* **Texto do documento**:
--------------------

Antes dela, Claudia Peirano, que havia sido indicada para a Subsecretaria de Educação, deixou o cargo após ser questionada pelo movimento estudantil por não apoiar a gratuidade plena do sistema. As outras duas baixas foram a de Hugo Lara, subsecretário de Agricultura que enfrenta processo por delitos econômicos; e de Miguel Moreno, do Ministério de Bens Nacionais, condenado por molestar uma mulher no metrô.

Obstáculos

Pôr em prática o que pretende não será tarefa fácil para Bachelet, que prometeu, além de tornar o sistema educacional totalmente gratuito, aumentar de forma progressiva os impostos das empresas para arrecadar mais de 8 bilhões de dólares e reformar a Constituição.

Mesmo com uma base governista que conta com 67 deputados e 21 senadores – contra, respectivamente, 49 e 16 da oposição –, Bachelet terá que negociar a aprovação de parte de seu programa de campanha com a oposição.

Proteste von Studenten in Chile Oktober 2013
Bachelet deverá ser alvo de manifestações de estudantes, caso não leve a cabo promessas feitasFoto: Reuters

A presidente não deverá ter problemas para aprovar a reforma tributária – que precisa de 61 votos na Câmara e 20 no Senado. Porém, para a reforma da Educação (69 deputados e 22 senadores) e para a reforma constitucional (80 deputados e 25 senadores), Bachelet terá que garantir o apoio da futura base governista e de deputados independentes e senadores simpáticos às causas.

--------------------

Dados de detecção de layout do documento
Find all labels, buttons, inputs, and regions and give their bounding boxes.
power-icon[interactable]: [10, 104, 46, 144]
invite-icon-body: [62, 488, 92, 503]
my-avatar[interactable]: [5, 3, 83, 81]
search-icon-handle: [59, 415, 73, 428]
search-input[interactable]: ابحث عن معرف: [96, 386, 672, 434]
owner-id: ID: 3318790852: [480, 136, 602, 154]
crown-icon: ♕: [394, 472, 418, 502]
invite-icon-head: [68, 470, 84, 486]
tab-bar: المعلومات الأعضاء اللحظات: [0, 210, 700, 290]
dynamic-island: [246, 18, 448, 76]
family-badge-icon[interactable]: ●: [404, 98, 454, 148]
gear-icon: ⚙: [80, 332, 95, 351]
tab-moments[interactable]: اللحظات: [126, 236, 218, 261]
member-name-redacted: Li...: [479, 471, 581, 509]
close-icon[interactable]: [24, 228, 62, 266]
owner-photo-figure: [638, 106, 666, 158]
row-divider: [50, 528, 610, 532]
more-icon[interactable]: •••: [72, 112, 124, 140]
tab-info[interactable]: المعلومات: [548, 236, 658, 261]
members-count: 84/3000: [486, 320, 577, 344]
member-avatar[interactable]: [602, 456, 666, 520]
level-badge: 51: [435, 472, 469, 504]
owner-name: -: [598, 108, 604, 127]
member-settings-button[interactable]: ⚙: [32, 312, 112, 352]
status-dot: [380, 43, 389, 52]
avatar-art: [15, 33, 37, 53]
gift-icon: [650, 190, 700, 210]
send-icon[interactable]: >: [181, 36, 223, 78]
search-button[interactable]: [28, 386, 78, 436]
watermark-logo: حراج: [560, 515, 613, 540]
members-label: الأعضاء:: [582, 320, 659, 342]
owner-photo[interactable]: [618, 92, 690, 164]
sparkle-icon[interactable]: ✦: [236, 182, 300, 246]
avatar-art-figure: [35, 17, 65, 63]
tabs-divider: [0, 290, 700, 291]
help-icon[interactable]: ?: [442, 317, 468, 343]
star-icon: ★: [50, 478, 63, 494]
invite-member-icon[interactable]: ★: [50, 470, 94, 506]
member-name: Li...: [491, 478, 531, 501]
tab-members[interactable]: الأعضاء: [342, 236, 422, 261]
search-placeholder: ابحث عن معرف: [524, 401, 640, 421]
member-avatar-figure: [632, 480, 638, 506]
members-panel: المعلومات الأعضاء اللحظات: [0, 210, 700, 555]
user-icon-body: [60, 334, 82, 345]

--------------------

* **O que fazer**:
1. Segundo o texto sobre Bachelet, por que Claudia Peirano deixou o cargo? Responda em uma a três frases.
2. Transcreva do texto sobre Bachelet o trecho que começa em "Pôr em prática" e vai até "com a oposição.", incluindo essas palavras.

* **Respostas às tarefas**:
1. Claudia Peirano, que havia sido indicada para a Subsecretaria de Educação, deixou o cargo depois de ser questionada pelo movimento estudantil. O motivo do questionamento foi ela não apoiar a gratuidade plena do sistema.

2.
Pôr em prática o que pretende não será tarefa fácil para Bachelet, que prometeu, além de tornar o sistema educacional totalmente gratuito, aumentar de forma progressiva os impostos das empresas para arrecadar mais de 8 bilhões de dólares e reformar a Constituição.

Mesmo com uma base governista que conta com 67 deputados e 21 senadores – contra, respectivamente, 49 e 16 da oposição –, Bachelet terá que negociar a aprovação de parte de seu programa de campanha com a oposição.